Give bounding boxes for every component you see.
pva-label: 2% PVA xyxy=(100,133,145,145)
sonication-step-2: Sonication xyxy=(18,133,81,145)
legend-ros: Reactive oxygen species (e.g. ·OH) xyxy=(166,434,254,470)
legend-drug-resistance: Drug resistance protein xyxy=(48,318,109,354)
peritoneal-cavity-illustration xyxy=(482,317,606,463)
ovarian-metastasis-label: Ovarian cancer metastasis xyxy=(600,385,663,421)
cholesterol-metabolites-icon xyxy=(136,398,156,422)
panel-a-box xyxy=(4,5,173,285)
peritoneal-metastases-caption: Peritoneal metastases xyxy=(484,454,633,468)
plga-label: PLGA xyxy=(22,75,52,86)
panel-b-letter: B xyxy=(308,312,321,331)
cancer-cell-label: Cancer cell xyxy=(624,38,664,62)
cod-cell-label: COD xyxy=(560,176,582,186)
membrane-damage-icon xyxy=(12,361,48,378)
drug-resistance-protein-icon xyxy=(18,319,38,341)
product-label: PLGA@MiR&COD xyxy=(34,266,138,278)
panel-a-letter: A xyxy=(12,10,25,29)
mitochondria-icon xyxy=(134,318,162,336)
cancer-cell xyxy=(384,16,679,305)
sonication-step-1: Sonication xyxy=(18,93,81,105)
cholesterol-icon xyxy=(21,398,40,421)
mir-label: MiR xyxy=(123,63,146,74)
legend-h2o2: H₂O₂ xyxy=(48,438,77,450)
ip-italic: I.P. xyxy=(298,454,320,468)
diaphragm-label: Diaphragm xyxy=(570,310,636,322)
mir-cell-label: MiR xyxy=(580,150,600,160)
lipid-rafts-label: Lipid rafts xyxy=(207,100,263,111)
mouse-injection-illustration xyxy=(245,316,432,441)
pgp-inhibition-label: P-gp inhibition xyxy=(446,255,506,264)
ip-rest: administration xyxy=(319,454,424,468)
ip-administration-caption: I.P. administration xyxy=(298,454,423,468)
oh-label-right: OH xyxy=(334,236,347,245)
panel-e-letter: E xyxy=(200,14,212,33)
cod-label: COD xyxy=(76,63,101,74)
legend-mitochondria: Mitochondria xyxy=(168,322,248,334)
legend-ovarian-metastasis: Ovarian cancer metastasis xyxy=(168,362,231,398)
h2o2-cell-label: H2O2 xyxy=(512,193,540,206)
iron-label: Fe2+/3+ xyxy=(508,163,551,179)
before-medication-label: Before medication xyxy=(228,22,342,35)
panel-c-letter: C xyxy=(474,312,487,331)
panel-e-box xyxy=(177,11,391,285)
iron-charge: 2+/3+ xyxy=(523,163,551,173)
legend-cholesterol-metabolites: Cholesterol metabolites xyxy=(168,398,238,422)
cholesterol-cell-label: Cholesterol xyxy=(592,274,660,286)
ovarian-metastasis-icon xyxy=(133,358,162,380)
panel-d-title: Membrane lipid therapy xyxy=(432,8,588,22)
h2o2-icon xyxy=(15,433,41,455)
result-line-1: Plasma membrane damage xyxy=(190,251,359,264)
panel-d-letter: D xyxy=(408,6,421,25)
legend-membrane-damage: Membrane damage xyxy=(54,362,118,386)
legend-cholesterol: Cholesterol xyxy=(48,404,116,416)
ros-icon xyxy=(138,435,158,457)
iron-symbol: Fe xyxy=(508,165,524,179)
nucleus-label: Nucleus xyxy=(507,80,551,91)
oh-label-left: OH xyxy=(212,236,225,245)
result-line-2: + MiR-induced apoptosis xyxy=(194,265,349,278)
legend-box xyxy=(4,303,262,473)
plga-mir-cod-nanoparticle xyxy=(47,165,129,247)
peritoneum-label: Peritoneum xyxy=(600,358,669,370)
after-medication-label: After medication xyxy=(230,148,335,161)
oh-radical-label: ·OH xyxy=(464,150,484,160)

####################

» Task brief
Once you have read the records above, set each one down again exactly.

» Answer section
Give bounding boxes for every component you see.
pva-label: 2% PVA xyxy=(100,133,145,145)
sonication-step-2: Sonication xyxy=(18,133,81,145)
legend-ros: Reactive oxygen species (e.g. ·OH) xyxy=(166,434,254,470)
legend-drug-resistance: Drug resistance protein xyxy=(48,318,109,354)
peritoneal-cavity-illustration xyxy=(482,317,606,463)
ovarian-metastasis-label: Ovarian cancer metastasis xyxy=(600,385,663,421)
cholesterol-metabolites-icon xyxy=(136,398,156,422)
panel-a-box xyxy=(4,5,173,285)
peritoneal-metastases-caption: Peritoneal metastases xyxy=(484,454,633,468)
plga-label: PLGA xyxy=(22,75,52,86)
panel-b-letter: B xyxy=(308,312,321,331)
cancer-cell-label: Cancer cell xyxy=(624,38,664,62)
cod-cell-label: COD xyxy=(560,176,582,186)
membrane-damage-icon xyxy=(12,361,48,378)
drug-resistance-protein-icon xyxy=(18,319,38,341)
product-label: PLGA@MiR&COD xyxy=(34,266,138,278)
panel-a-letter: A xyxy=(12,10,25,29)
mitochondria-icon xyxy=(134,318,162,336)
cancer-cell xyxy=(384,16,679,305)
sonication-step-1: Sonication xyxy=(18,93,81,105)
cholesterol-icon xyxy=(21,398,40,421)
mir-label: MiR xyxy=(123,63,146,74)
legend-h2o2: H₂O₂ xyxy=(48,438,77,450)
ip-italic: I.P. xyxy=(298,454,320,468)
diaphragm-label: Diaphragm xyxy=(570,310,636,322)
mir-cell-label: MiR xyxy=(580,150,600,160)
lipid-rafts-label: Lipid rafts xyxy=(207,100,263,111)
mouse-injection-illustration xyxy=(245,316,432,441)
pgp-inhibition-label: P-gp inhibition xyxy=(446,255,506,264)
ip-rest: administration xyxy=(319,454,424,468)
ip-administration-caption: I.P. administration xyxy=(298,454,423,468)
oh-label-right: OH xyxy=(334,236,347,245)
panel-e-letter: E xyxy=(200,14,212,33)
cod-label: COD xyxy=(76,63,101,74)
legend-mitochondria: Mitochondria xyxy=(168,322,248,334)
legend-ovarian-metastasis: Ovarian cancer metastasis xyxy=(168,362,231,398)
h2o2-cell-label: H2O2 xyxy=(512,193,540,206)
iron-label: Fe2+/3+ xyxy=(508,163,551,179)
before-medication-label: Before medication xyxy=(228,22,342,35)
panel-c-letter: C xyxy=(474,312,487,331)
panel-e-box xyxy=(177,11,391,285)
iron-charge: 2+/3+ xyxy=(523,163,551,173)
legend-cholesterol-metabolites: Cholesterol metabolites xyxy=(168,398,238,422)
cholesterol-cell-label: Cholesterol xyxy=(592,274,660,286)
ovarian-metastasis-icon xyxy=(133,358,162,380)
panel-d-title: Membrane lipid therapy xyxy=(432,8,588,22)
h2o2-icon xyxy=(15,433,41,455)
result-line-1: Plasma membrane damage xyxy=(190,251,359,264)
panel-d-letter: D xyxy=(408,6,421,25)
legend-membrane-damage: Membrane damage xyxy=(54,362,118,386)
legend-cholesterol: Cholesterol xyxy=(48,404,116,416)
ros-icon xyxy=(138,435,158,457)
iron-symbol: Fe xyxy=(508,165,524,179)
nucleus-label: Nucleus xyxy=(507,80,551,91)
oh-label-left: OH xyxy=(212,236,225,245)
result-line-2: + MiR-induced apoptosis xyxy=(194,265,349,278)
legend-box xyxy=(4,303,262,473)
plga-mir-cod-nanoparticle xyxy=(47,165,129,247)
peritoneum-label: Peritoneum xyxy=(600,358,669,370)
after-medication-label: After medication xyxy=(230,148,335,161)
oh-radical-label: ·OH xyxy=(464,150,484,160)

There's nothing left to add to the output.